> Given data:
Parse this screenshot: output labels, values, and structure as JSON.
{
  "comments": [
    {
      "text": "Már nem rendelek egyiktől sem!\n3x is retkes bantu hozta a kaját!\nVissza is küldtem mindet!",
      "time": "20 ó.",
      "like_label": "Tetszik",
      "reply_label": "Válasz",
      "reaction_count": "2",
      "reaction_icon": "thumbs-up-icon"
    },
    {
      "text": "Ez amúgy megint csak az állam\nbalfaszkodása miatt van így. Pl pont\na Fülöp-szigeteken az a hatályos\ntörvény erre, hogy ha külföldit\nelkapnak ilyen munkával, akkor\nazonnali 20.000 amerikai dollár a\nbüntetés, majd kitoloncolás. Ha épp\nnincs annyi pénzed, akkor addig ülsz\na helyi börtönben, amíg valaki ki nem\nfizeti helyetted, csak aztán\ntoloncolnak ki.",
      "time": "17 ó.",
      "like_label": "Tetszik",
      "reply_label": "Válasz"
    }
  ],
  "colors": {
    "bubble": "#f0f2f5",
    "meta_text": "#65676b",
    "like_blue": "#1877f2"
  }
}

> Challenge: Write out every record verbatim.

> Output:
Parse this screenshot: output labels, values, and structure as JSON.
{
  "comments": [
    {
      "text": "Már nem rendelek egyiktől sem!\n3x is retkes bantu hozta a kaját!\nVissza is küldtem mindet!",
      "time": "20 ó.",
      "like_label": "Tetszik",
      "reply_label": "Válasz",
      "reaction_count": "2",
      "reaction_icon": "thumbs-up-icon"
    },
    {
      "text": "Ez amúgy megint csak az állam\nbalfaszkodása miatt van így. Pl pont\na Fülöp-szigeteken az a hatályos\ntörvény erre, hogy ha külföldit\nelkapnak ilyen munkával, akkor\nazonnali 20.000 amerikai dollár a\nbüntetés, majd kitoloncolás. Ha épp\nnincs annyi pénzed, akkor addig ülsz\na helyi börtönben, amíg valaki ki nem\nfizeti helyetted, csak aztán\ntoloncolnak ki.",
      "time": "17 ó.",
      "like_label": "Tetszik",
      "reply_label": "Válasz"
    }
  ],
  "colors": {
    "bubble": "#f0f2f5",
    "meta_text": "#65676b",
    "like_blue": "#1877f2"
  }
}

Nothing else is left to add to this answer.